# 出典
海になったり陸になったり:南東部平坦~中山間地域【都道府県シリーズvol.34愛知県part1】
愛知県は地形的な特徴で10地域に分けられます(※筆者個人の見解です)。
今回は南東部平坦~中山間地域の地形と地質のお話です。
場所の確認
確認しましょう。
南東部平坦~中山間地域は上図の④です。
渥美(あつみ)半島を含めた緑色に着色した地域です。
田原市の全域と新城市・豊川市・豊橋市それぞれの一部地域です。
地形を見る
では行ってみましょう。
境界線を入れました。
東の県境に山地がありますが、大部分は丘陵地や扇状地です。
北東から南西に豊川(とよがわ)が流れ、まるで両サイドの扇状地を切っているように見えます。

# 課題の説明
上にある愛知県の地形についての文章で、「海になったり陸になったり:南」から「渥美(あつみ)半島を含めた緑色に着色した地域です。」までを一字一句そのまま書き写してもらえますか?

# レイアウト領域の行

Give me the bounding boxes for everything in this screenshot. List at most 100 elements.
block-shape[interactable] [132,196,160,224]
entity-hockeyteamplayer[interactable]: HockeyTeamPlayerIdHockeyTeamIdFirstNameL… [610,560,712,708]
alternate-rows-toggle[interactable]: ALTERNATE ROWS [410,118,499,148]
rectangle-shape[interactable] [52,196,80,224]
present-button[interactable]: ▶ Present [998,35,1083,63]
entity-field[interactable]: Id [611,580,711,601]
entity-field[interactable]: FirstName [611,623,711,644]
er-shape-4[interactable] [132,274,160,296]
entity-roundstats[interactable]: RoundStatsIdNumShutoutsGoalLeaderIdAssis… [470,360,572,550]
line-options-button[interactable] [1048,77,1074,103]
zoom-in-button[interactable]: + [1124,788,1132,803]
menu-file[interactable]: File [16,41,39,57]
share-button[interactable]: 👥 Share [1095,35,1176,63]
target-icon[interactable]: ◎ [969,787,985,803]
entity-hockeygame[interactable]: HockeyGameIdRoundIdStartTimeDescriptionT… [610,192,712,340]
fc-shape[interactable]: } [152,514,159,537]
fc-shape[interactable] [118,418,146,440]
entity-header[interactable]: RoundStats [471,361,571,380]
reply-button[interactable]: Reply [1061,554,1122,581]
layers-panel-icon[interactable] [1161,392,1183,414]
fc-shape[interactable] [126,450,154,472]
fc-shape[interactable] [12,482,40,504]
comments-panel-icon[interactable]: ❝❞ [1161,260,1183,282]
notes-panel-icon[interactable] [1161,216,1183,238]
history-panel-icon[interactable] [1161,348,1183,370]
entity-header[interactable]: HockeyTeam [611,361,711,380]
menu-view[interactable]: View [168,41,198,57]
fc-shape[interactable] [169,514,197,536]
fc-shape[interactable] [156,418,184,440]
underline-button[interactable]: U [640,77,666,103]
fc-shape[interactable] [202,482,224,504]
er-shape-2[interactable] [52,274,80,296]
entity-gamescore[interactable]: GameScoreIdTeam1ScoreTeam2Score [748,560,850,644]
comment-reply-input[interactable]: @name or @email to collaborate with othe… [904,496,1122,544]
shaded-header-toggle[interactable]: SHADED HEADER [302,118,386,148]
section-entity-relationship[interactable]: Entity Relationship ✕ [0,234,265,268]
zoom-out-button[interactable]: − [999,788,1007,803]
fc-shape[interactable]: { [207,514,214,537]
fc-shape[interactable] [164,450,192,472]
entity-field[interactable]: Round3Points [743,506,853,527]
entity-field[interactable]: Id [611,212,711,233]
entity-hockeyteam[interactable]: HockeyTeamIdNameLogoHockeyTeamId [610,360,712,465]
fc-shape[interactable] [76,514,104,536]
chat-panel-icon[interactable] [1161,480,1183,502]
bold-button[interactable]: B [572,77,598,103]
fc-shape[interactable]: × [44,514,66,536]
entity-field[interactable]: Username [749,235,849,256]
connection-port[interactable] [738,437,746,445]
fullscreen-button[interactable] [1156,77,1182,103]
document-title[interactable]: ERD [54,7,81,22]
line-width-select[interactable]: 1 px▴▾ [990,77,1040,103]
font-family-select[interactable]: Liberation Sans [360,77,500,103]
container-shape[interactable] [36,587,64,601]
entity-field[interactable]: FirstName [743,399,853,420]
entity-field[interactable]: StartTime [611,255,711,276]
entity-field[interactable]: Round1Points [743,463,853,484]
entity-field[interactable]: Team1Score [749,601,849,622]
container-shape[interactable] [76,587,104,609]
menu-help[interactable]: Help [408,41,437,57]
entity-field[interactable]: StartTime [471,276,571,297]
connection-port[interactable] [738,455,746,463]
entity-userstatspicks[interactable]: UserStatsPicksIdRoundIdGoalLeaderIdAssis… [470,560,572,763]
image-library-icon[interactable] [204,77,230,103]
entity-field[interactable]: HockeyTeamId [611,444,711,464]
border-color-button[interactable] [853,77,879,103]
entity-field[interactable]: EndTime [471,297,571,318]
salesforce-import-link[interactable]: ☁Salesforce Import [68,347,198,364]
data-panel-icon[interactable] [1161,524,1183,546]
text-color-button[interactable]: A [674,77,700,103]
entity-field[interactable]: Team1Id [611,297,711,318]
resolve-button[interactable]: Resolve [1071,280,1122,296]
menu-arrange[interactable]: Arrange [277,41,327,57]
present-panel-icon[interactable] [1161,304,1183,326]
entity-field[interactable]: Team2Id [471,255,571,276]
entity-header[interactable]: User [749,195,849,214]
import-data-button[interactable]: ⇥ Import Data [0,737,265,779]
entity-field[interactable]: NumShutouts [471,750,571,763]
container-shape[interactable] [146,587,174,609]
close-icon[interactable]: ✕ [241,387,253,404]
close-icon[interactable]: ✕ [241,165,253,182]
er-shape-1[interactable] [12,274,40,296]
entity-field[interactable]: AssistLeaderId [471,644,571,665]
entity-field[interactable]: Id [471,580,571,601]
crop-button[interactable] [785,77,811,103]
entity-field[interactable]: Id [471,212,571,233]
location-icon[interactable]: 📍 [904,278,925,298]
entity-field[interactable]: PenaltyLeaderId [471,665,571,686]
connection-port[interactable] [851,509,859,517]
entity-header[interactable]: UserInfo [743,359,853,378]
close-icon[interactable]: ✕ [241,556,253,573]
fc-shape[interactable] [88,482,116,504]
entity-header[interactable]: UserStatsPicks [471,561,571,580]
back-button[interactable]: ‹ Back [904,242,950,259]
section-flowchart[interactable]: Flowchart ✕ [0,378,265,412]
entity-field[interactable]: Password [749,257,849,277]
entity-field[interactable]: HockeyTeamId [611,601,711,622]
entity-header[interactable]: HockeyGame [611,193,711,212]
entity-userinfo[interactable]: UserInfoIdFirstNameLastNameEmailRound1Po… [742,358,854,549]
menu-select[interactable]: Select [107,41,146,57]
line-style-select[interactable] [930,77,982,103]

# 演習の結果
海になったり陸になったり:南東部平坦~中山間地域【都道府県シリーズvol.34愛知県part1】
愛知県は地形的な特徴で10地域に分けられます(※筆者個人の見解です)。
今回は南東部平坦~中山間地域の地形と地質のお話です。
場所の確認
確認しましょう。
南東部平坦~中山間地域は上図の④です。
渥美(あつみ)半島を含めた緑色に着色した地域です。